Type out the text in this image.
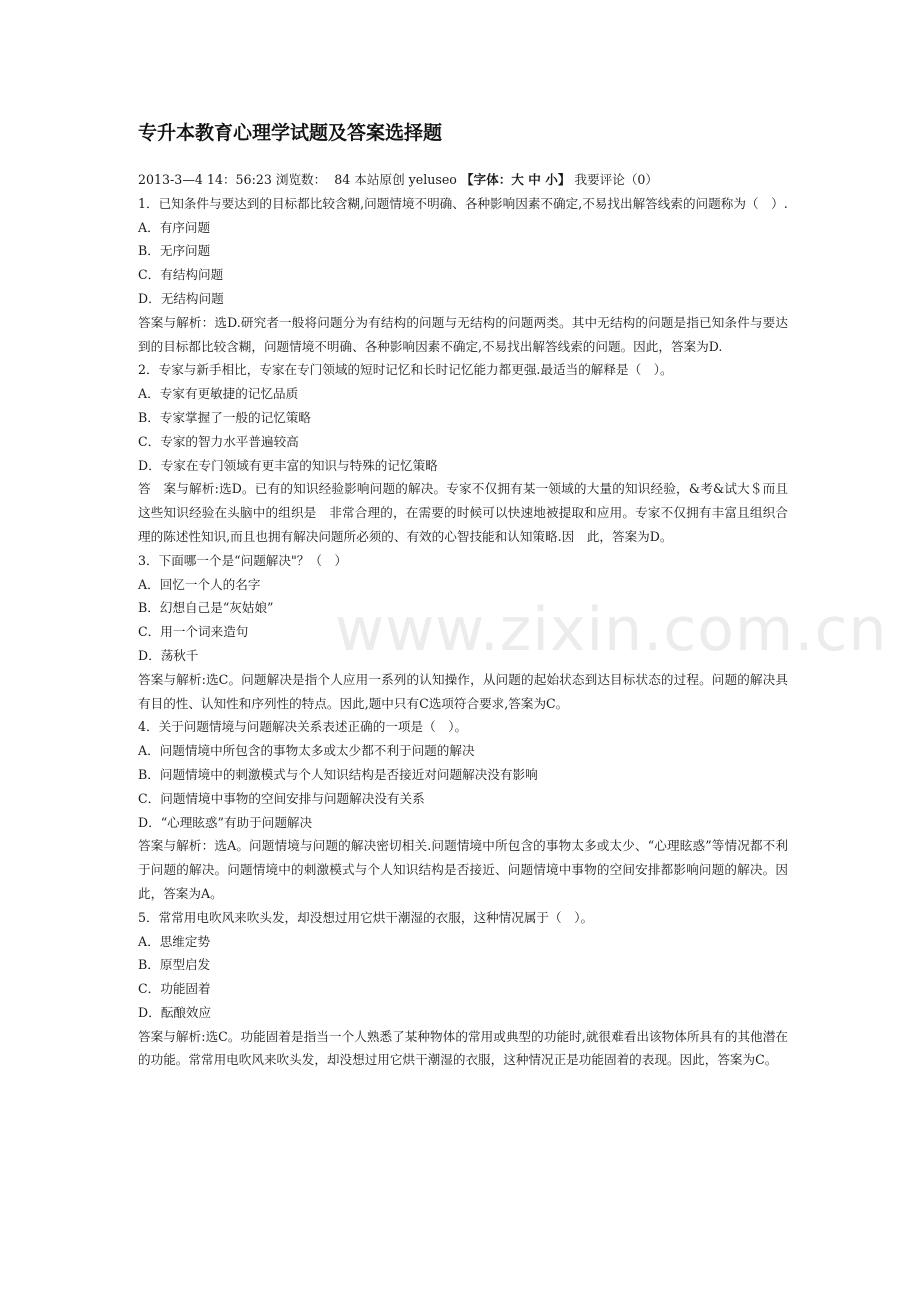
www.zixin.com.cn
专升本教育心理学试题及答案选择题

2013-3—4 14：56:23 浏览数： 84 本站原创 yeluseo 【字体：大 中 小】 我要评论（0）

1．已知条件与要达到的目标都比较含糊,问题情境不明确、各种影响因素不确定,不易找出解答线索的问题称为（　）.

A．有序问题

B．无序问题

C．有结构问题

D．无结构问题

答案与解析：选D.研究者一般将问题分为有结构的问题与无结构的问题两类。其中无结构的问题是指已知条件与要达到的目标都比较含糊，问题情境不明确、各种影响因素不确定,不易找出解答线索的问题。因此，答案为D.

2．专家与新手相比，专家在专门领域的短时记忆和长时记忆能力都更强.最适当的解释是（　）。

A．专家有更敏捷的记忆品质

B．专家掌握了一般的记忆策略

C．专家的智力水平普遍较高

D．专家在专门领域有更丰富的知识与特殊的记忆策略

答　案与解析:选D。已有的知识经验影响问题的解决。专家不仅拥有某一领域的大量的知识经验，&考&试大＄而且这些知识经验在头脑中的组织是　非常合理的，在需要的时候可以快速地被提取和应用。专家不仅拥有丰富且组织合理的陈述性知识,而且也拥有解决问题所必须的、有效的心智技能和认知策略.因　此，答案为D。

3．下面哪一个是“问题解决"？（　）

A．回忆一个人的名字

B．幻想自己是“灰姑娘”

C．用一个词来造句

D．荡秋千

答案与解析:选C。问题解决是指个人应用一系列的认知操作，从问题的起始状态到达目标状态的过程。问题的解决具有目的性、认知性和序列性的特点。因此,题中只有C选项符合要求,答案为C。

4．关于问题情境与问题解决关系表述正确的一项是（　）。

A．问题情境中所包含的事物太多或太少都不利于问题的解决

B．问题情境中的刺激模式与个人知识结构是否接近对问题解决没有影响

C．问题情境中事物的空间安排与问题解决没有关系

D．“心理眩惑”有助于问题解决

答案与解析：选A。问题情境与问题的解决密切相关.问题情境中所包含的事物太多或太少、“心理眩惑”等情况都不利于问题的解决。问题情境中的刺激模式与个人知识结构是否接近、问题情境中事物的空间安排都影响问题的解决。因此，答案为A。

5．常常用电吹风来吹头发，却没想过用它烘干潮湿的衣服，这种情况属于（　）。

A．思维定势

B．原型启发

C．功能固着

D．酝酿效应

答案与解析:选C。功能固着是指当一个人熟悉了某种物体的常用或典型的功能时,就很难看出该物体所具有的其他潜在的功能。常常用电吹风来吹头发，却没想过用它烘干潮湿的衣服，这种情况正是功能固着的表现。因此，答案为C。
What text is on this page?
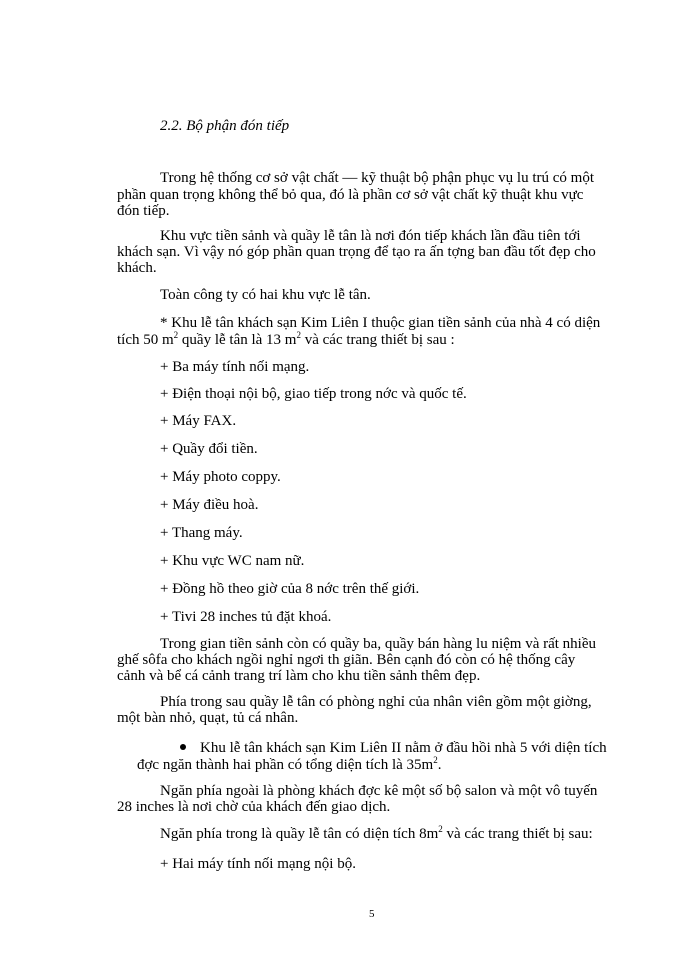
2.2. Bộ phận đón tiếp
Trong hệ thống cơ sở vật chất — kỹ thuật bộ phận phục vụ lu trú có một
phần quan trọng không thể bỏ qua, đó là phần cơ sở vật chất kỹ thuật khu vực
đón tiếp.
Khu vực tiền sảnh và quầy lễ tân là nơi đón tiếp khách lần đầu tiên tới
khách sạn. Vì vậy nó góp phần quan trọng để tạo ra ấn tợng ban đầu tốt đẹp cho
khách.
Toàn công ty có hai khu vực lễ tân.
* Khu lễ tân khách sạn Kim Liên I thuộc gian tiền sảnh của nhà 4 có diện
tích 50 $m^2$ quầy lễ tân là 13 $m^2$ và các trang thiết bị sau :
+ Ba máy tính nối mạng.
+ Điện thoại nội bộ, giao tiếp trong nớc và quốc tế.
+ Máy FAX.
+ Quầy đổi tiền.
+ Máy photo coppy.
+ Máy điều hoà.
+ Thang máy.
+ Khu vực WC nam nữ.
+ Đồng hồ theo giờ của 8 nớc trên thế giới.
+ Tivi 28 inches tủ đặt khoá.
Trong gian tiền sảnh còn có quầy ba, quầy bán hàng lu niệm và rất nhiều
ghế sôfa cho khách ngồi nghỉ ngơi th giãn. Bên cạnh đó còn có hệ thống cây
cảnh và bể cá cảnh trang trí làm cho khu tiền sảnh thêm đẹp.
Phía trong sau quầy lễ tân có phòng nghỉ của nhân viên gồm một giờng,
một bàn nhỏ, quạt, tủ cá nhân.
Khu lễ tân khách sạn Kim Liên II nằm ở đầu hồi nhà 5 với diện tích
đợc ngăn thành hai phần có tổng diện tích là $35m^2$.
Ngăn phía ngoài là phòng khách đợc kê một số bộ salon và một vô tuyến
28 inches là nơi chờ của khách đến giao dịch.
Ngăn phía trong là quầy lễ tân có diện tích $8m^2$ và các trang thiết bị sau:
+ Hai máy tính nối mạng nội bộ.
5
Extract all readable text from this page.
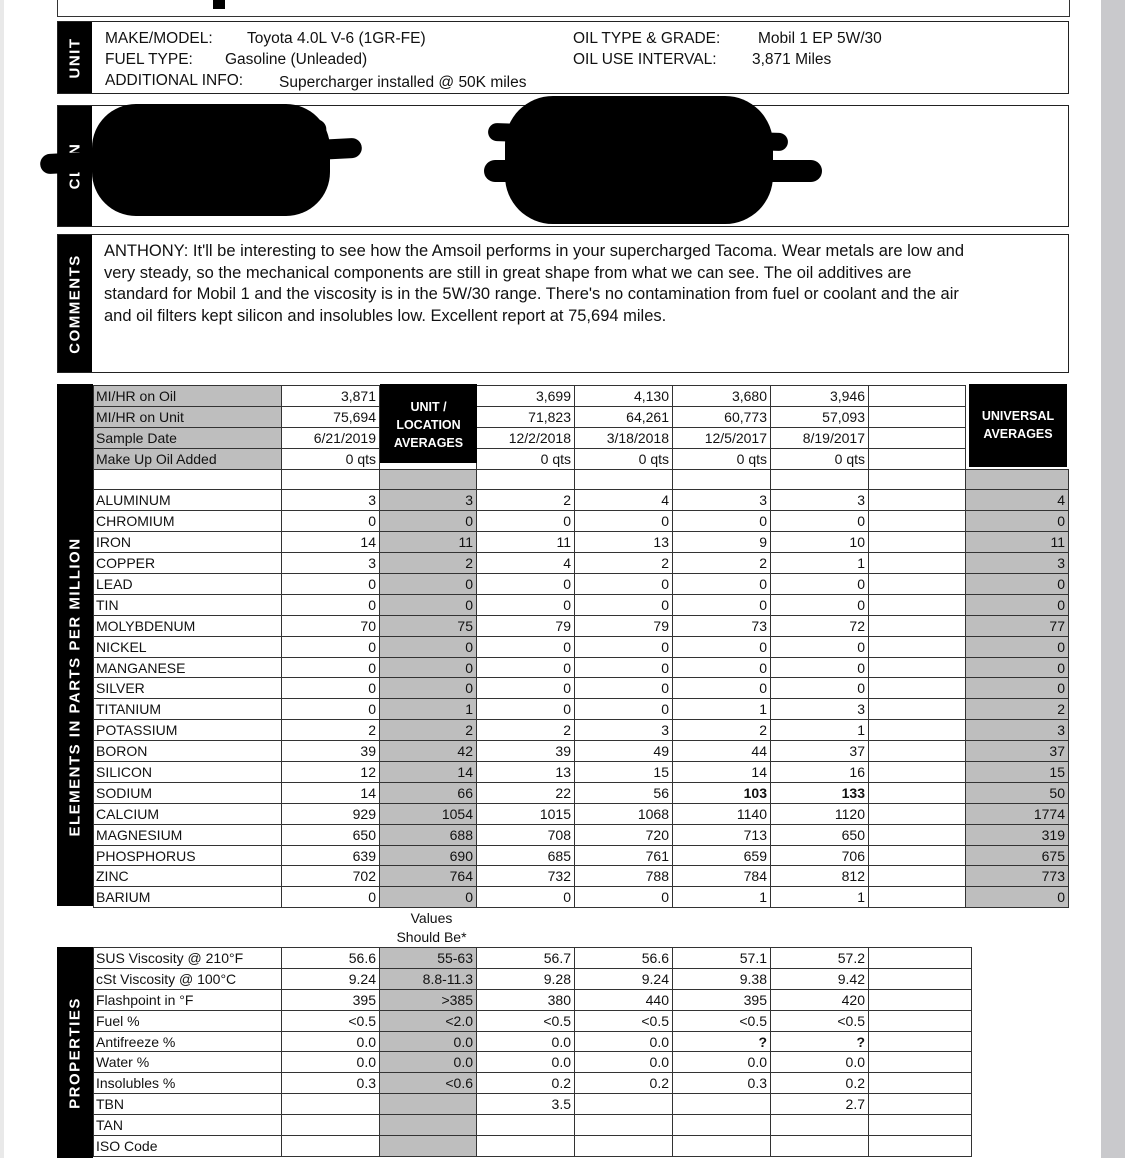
UNIT MAKE/MODEL: Toyota 4.0L V-6 (1GR-FE)
FUEL TYPE: Gasoline (Unleaded)
ADDITIONAL INFO: Supercharger installed @ 50K miles
OIL TYPE & GRADE: Mobil 1 EP 5W/30
OIL USE INTERVAL: 3,871 Miles
COMMENTS
ANTHONY: It'll be interesting to see how the Amsoil performs in your supercharged Tacoma. Wear metals are low and very steady, so the mechanical components are still in great shape from what we can see. The oil additives are standard for Mobil 1 and the viscosity is in the 5W/30 range. There's no contamination from fuel or coolant and the air and oil filters kept silicon and insolubles low. Excellent report at 75,694 miles.
ELEMENTS IN PARTS PER MILLION
MI/HR on Oil	3,871		3,699	4,130	3,680	3,946		
MI/HR on Unit	75,694		71,823	64,261	60,773	57,093		
Sample Date	6/21/2019		12/2/2018	3/18/2018	12/5/2017	8/19/2017		
Make Up Oil Added	0 qts		0 qts	0 qts	0 qts	0 qts		

ALUMINUM	3	3	2	4	3	3		4
CHROMIUM	0	0	0	0	0	0		0
IRON	14	11	11	13	9	10		11
COPPER	3	2	4	2	2	1		3
LEAD	0	0	0	0	0	0		0
TIN	0	0	0	0	0	0		0
MOLYBDENUM	70	75	79	79	73	72		77
NICKEL	0	0	0	0	0	0		0
MANGANESE	0	0	0	0	0	0		0
SILVER	0	0	0	0	0	0		0
TITANIUM	0	1	0	0	1	3		2
POTASSIUM	2	2	2	3	2	1		3
BORON	39	42	39	49	44	37		37
SILICON	12	14	13	15	14	16		15
SODIUM	14	66	22	56	103	133		50
CALCIUM	929	1054	1015	1068	1140	1120		1774
MAGNESIUM	650	688	708	720	713	650		319
PHOSPHORUS	639	690	685	761	659	706		675
ZINC	702	764	732	788	784	812		773
BARIUM	0	0	0	0	1	1		0
UNIT /
LOCATION
AVERAGES
UNIVERSAL
AVERAGES
Values
Should Be*
PROPERTIES
SUS Viscosity @ 210°F	56.6	55-63	56.7	56.6	57.1	57.2	
cSt Viscosity @ 100°C	9.24	8.8-11.3	9.28	9.24	9.38	9.42	
Flashpoint in °F	395	>385	380	440	395	420	
Fuel %	<0.5	<2.0	<0.5	<0.5	<0.5	<0.5	
Antifreeze %	0.0	0.0	0.0	0.0	?	?	
Water %	0.0	0.0	0.0	0.0	0.0	0.0	
Insolubles %	0.3	<0.6	0.2	0.2	0.3	0.2	
TBN			3.5			2.7	
TAN							
ISO Code							
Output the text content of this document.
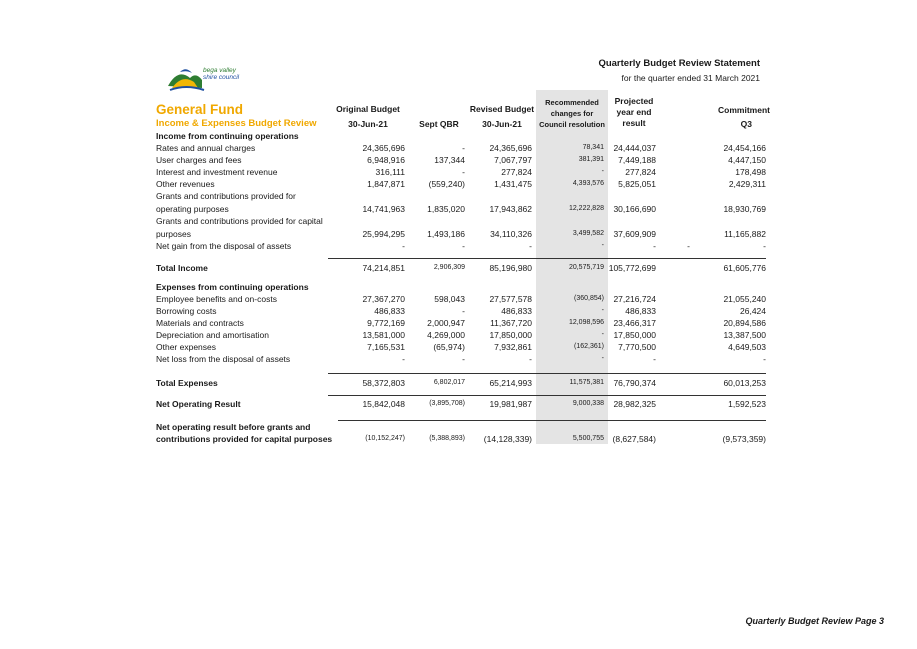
bega valley
shire council
Quarterly Budget Review Statement
for the quarter ended 31 March 2021
General Fund
Income & Expenses Budget Review
Original Budget
30-Jun-21	Sept QBR
Revised Budget
30-Jun-21
Recommended
changes for
Council resolution
Projected
year end
result
Commitment
Q3
Income from continuing operations
Rates and annual charges	24,365,696	-	24,365,696	78,341 24,444,037	24,454,166
User charges and fees	6,948,916	137,344	7,067,797	381,391 7,449,188	4,447,150
Interest and investment revenue	316,111	-	277,824	-	277,824	178,498
Other revenues	1,847,871	(559,240)	1,431,475	4,393,576 5,825,051	2,429,311
Grants and contributions provided for
operating purposes	14,741,963	1,835,020	17,943,862	12,222,828 30,166,690	18,930,769
Grants and contributions provided for capital
purposes	25,994,295	1,493,186	34,110,326	3,499,582 37,609,909	11,165,882
Net gain from the disposal of assets	-	-	-	-	-	-	-
Total Income	74,214,851	2,906,309	85,196,980	20,575,719 105,772,699	61,605,776
Expenses from continuing operations
Employee benefits and on-costs	27,367,270	598,043	27,577,578	(360,854) 27,216,724	21,055,240
Borrowing costs	486,833	-	486,833	-	486,833	26,424
Materials and contracts	9,772,169	2,000,947	11,367,720	12,098,596 23,466,317	20,894,586
Depreciation and amortisation	13,581,000	4,269,000	17,850,000	- 17,850,000	13,387,500
Other expenses	7,165,531	(65,974)	7,932,861	(162,361) 7,770,500	4,649,503
Net loss from the disposal of assets	-	-	-	-	-	-
Total Expenses	58,372,803	6,802,017	65,214,993	11,575,381 76,790,374	60,013,253
Net Operating Result	15,842,048	(3,895,708)	19,981,987	9,000,338 28,982,325	1,592,523
Net operating result before grants and
contributions provided for capital purposes	(10,152,247)	(5,388,893) (14,128,339)	5,500,755 (8,627,584)	(9,573,359)
Quarterly Budget Review Page 3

--------------------------------

Of all the lines above, how many contain the word "costs"? Give the number and nothing else.

2